(Extracted data entries)
— start —

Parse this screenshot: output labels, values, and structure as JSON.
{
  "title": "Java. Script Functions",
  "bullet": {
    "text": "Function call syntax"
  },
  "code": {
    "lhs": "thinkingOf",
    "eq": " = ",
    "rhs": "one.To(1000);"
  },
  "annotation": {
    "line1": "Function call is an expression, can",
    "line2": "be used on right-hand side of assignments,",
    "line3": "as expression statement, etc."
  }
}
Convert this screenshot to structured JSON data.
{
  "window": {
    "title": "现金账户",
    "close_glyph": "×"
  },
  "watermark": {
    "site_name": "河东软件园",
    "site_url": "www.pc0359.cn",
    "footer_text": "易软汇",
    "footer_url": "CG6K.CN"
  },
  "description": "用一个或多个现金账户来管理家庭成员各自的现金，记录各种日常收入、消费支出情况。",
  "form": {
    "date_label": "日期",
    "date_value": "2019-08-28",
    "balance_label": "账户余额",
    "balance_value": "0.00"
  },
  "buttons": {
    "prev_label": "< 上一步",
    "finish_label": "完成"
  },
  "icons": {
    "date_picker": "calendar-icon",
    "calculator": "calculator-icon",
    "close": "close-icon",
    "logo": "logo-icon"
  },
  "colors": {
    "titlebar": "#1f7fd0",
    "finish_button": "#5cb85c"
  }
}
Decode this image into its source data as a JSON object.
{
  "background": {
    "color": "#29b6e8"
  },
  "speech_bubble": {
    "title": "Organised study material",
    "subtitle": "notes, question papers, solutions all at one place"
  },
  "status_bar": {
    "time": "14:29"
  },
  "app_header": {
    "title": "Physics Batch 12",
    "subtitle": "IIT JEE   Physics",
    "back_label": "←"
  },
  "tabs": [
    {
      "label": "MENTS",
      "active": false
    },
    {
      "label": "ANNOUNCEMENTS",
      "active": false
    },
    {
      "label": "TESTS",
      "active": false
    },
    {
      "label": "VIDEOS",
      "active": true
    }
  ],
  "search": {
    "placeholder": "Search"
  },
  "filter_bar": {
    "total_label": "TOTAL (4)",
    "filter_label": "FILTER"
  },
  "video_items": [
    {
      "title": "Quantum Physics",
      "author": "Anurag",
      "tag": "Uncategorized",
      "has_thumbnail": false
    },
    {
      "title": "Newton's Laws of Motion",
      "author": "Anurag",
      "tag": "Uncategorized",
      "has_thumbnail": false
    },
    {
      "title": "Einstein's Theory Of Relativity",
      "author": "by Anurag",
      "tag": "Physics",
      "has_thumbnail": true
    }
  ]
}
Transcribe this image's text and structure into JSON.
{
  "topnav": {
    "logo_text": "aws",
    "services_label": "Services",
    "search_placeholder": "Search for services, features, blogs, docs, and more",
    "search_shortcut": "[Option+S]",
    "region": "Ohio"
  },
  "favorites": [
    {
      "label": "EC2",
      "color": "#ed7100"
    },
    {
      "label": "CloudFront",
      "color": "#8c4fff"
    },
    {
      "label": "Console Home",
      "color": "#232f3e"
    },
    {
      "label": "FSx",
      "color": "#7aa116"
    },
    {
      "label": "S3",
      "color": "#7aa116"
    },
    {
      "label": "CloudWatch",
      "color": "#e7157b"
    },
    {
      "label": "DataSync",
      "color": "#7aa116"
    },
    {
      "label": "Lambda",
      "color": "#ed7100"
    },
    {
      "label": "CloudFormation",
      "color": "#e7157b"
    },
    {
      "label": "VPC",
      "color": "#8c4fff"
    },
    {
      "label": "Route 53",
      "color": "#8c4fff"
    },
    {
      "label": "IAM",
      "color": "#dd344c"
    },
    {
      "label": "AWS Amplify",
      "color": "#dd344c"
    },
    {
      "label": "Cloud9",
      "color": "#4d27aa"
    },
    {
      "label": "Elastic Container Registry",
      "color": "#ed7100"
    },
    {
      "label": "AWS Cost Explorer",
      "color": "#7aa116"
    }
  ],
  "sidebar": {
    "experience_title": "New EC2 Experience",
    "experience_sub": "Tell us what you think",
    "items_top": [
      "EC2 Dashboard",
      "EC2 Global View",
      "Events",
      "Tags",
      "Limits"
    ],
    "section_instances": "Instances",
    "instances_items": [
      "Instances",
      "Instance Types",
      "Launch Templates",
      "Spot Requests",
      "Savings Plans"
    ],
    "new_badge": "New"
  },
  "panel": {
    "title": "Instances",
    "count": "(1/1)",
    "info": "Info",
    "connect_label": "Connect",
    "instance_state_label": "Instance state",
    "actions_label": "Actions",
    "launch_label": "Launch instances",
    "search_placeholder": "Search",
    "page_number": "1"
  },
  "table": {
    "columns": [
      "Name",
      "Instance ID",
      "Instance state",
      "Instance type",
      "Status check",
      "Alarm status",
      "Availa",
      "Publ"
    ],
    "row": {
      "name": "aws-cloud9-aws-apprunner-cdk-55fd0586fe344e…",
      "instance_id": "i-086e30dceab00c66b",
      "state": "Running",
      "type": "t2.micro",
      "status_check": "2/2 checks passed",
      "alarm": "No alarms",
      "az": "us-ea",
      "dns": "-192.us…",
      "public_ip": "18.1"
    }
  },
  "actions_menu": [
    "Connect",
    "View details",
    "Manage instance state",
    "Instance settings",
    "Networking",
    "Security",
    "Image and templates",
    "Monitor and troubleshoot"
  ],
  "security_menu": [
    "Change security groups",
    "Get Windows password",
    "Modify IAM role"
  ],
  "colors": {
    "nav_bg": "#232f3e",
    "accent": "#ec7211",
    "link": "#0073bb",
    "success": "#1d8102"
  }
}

— end —

**What to do:** Extract each line from the listing above, please, and repeat it exactly.

**Expected output:**
Parse this screenshot: output labels, values, and structure as JSON.
{
  "title": "Java. Script Functions",
  "bullet": {
    "text": "Function call syntax"
  },
  "code": {
    "lhs": "thinkingOf",
    "eq": " = ",
    "rhs": "one.To(1000);"
  },
  "annotation": {
    "line1": "Function call is an expression, can",
    "line2": "be used on right-hand side of assignments,",
    "line3": "as expression statement, etc."
  }
}
Convert this screenshot to structured JSON data.
{
  "window": {
    "title": "现金账户",
    "close_glyph": "×"
  },
  "watermark": {
    "site_name": "河东软件园",
    "site_url": "www.pc0359.cn",
    "footer_text": "易软汇",
    "footer_url": "CG6K.CN"
  },
  "description": "用一个或多个现金账户来管理家庭成员各自的现金，记录各种日常收入、消费支出情况。",
  "form": {
    "date_label": "日期",
    "date_value": "2019-08-28",
    "balance_label": "账户余额",
    "balance_value": "0.00"
  },
  "buttons": {
    "prev_label": "< 上一步",
    "finish_label": "完成"
  },
  "icons": {
    "date_picker": "calendar-icon",
    "calculator": "calculator-icon",
    "close": "close-icon",
    "logo": "logo-icon"
  },
  "colors": {
    "titlebar": "#1f7fd0",
    "finish_button": "#5cb85c"
  }
}
Decode this image into its source data as a JSON object.
{
  "background": {
    "color": "#29b6e8"
  },
  "speech_bubble": {
    "title": "Organised study material",
    "subtitle": "notes, question papers, solutions all at one place"
  },
  "status_bar": {
    "time": "14:29"
  },
  "app_header": {
    "title": "Physics Batch 12",
    "subtitle": "IIT JEE   Physics",
    "back_label": "←"
  },
  "tabs": [
    {
      "label": "MENTS",
      "active": false
    },
    {
      "label": "ANNOUNCEMENTS",
      "active": false
    },
    {
      "label": "TESTS",
      "active": false
    },
    {
      "label": "VIDEOS",
      "active": true
    }
  ],
  "search": {
    "placeholder": "Search"
  },
  "filter_bar": {
    "total_label": "TOTAL (4)",
    "filter_label": "FILTER"
  },
  "video_items": [
    {
      "title": "Quantum Physics",
      "author": "Anurag",
      "tag": "Uncategorized",
      "has_thumbnail": false
    },
    {
      "title": "Newton's Laws of Motion",
      "author": "Anurag",
      "tag": "Uncategorized",
      "has_thumbnail": false
    },
    {
      "title": "Einstein's Theory Of Relativity",
      "author": "by Anurag",
      "tag": "Physics",
      "has_thumbnail": true
    }
  ]
}
Transcribe this image's text and structure into JSON.
{
  "topnav": {
    "logo_text": "aws",
    "services_label": "Services",
    "search_placeholder": "Search for services, features, blogs, docs, and more",
    "search_shortcut": "[Option+S]",
    "region": "Ohio"
  },
  "favorites": [
    {
      "label": "EC2",
      "color": "#ed7100"
    },
    {
      "label": "CloudFront",
      "color": "#8c4fff"
    },
    {
      "label": "Console Home",
      "color": "#232f3e"
    },
    {
      "label": "FSx",
      "color": "#7aa116"
    },
    {
      "label": "S3",
      "color": "#7aa116"
    },
    {
      "label": "CloudWatch",
      "color": "#e7157b"
    },
    {
      "label": "DataSync",
      "color": "#7aa116"
    },
    {
      "label": "Lambda",
      "color": "#ed7100"
    },
    {
      "label": "CloudFormation",
      "color": "#e7157b"
    },
    {
      "label": "VPC",
      "color": "#8c4fff"
    },
    {
      "label": "Route 53",
      "color": "#8c4fff"
    },
    {
      "label": "IAM",
      "color": "#dd344c"
    },
    {
      "label": "AWS Amplify",
      "color": "#dd344c"
    },
    {
      "label": "Cloud9",
      "color": "#4d27aa"
    },
    {
      "label": "Elastic Container Registry",
      "color": "#ed7100"
    },
    {
      "label": "AWS Cost Explorer",
      "color": "#7aa116"
    }
  ],
  "sidebar": {
    "experience_title": "New EC2 Experience",
    "experience_sub": "Tell us what you think",
    "items_top": [
      "EC2 Dashboard",
      "EC2 Global View",
      "Events",
      "Tags",
      "Limits"
    ],
    "section_instances": "Instances",
    "instances_items": [
      "Instances",
      "Instance Types",
      "Launch Templates",
      "Spot Requests",
      "Savings Plans"
    ],
    "new_badge": "New"
  },
  "panel": {
    "title": "Instances",
    "count": "(1/1)",
    "info": "Info",
    "connect_label": "Connect",
    "instance_state_label": "Instance state",
    "actions_label": "Actions",
    "launch_label": "Launch instances",
    "search_placeholder": "Search",
    "page_number": "1"
  },
  "table": {
    "columns": [
      "Name",
      "Instance ID",
      "Instance state",
      "Instance type",
      "Status check",
      "Alarm status",
      "Availa",
      "Publ"
    ],
    "row": {
      "name": "aws-cloud9-aws-apprunner-cdk-55fd0586fe344e…",
      "instance_id": "i-086e30dceab00c66b",
      "state": "Running",
      "type": "t2.micro",
      "status_check": "2/2 checks passed",
      "alarm": "No alarms",
      "az": "us-ea",
      "dns": "-192.us…",
      "public_ip": "18.1"
    }
  },
  "actions_menu": [
    "Connect",
    "View details",
    "Manage instance state",
    "Instance settings",
    "Networking",
    "Security",
    "Image and templates",
    "Monitor and troubleshoot"
  ],
  "security_menu": [
    "Change security groups",
    "Get Windows password",
    "Modify IAM role"
  ],
  "colors": {
    "nav_bg": "#232f3e",
    "accent": "#ec7211",
    "link": "#0073bb",
    "success": "#1d8102"
  }
}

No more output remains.